## Begin

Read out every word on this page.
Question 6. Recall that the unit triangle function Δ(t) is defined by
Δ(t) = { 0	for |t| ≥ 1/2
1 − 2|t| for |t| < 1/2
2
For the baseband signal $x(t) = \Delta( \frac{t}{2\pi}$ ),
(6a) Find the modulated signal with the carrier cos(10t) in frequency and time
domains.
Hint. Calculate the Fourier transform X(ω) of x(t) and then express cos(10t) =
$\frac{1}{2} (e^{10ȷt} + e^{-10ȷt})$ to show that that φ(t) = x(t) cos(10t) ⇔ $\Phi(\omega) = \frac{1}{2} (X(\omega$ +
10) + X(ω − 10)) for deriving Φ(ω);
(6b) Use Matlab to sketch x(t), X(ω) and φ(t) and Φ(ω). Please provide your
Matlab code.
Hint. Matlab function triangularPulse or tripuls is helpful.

## End
## Begin

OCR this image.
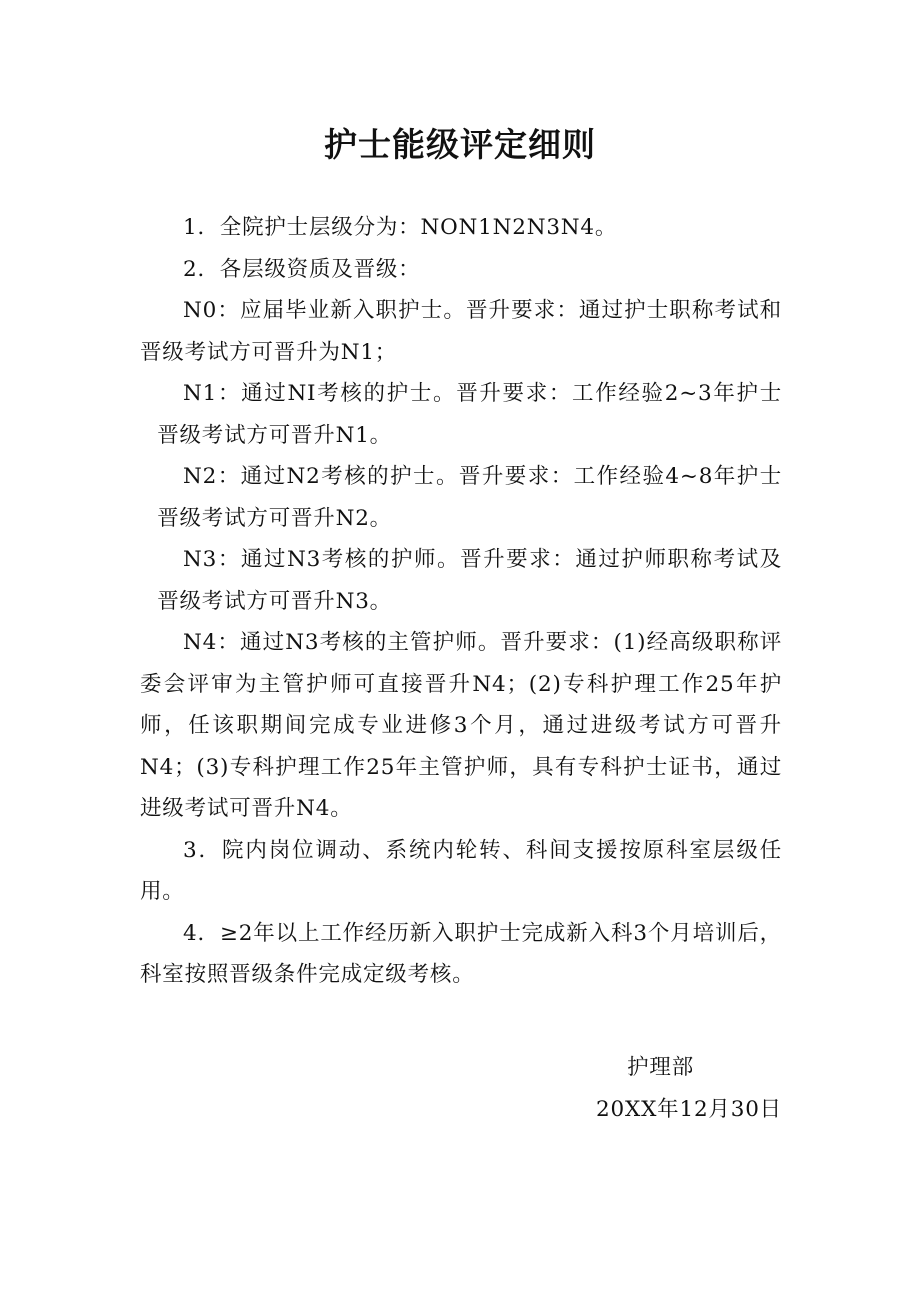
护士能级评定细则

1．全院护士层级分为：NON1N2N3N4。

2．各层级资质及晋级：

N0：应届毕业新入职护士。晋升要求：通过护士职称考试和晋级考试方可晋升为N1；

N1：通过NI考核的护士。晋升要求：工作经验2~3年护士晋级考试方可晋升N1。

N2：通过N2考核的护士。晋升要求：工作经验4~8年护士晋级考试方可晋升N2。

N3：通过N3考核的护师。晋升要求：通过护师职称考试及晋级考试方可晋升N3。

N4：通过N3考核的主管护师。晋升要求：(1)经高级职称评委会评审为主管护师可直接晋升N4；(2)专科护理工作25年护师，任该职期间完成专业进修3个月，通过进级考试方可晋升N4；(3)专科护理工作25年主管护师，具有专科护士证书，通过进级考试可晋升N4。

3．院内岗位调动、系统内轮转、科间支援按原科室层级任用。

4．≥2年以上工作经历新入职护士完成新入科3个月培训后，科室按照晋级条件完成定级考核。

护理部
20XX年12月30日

## End

[Request]
Count each line above in which the string "Matlab" appears, then state only the total.

[The reply]
3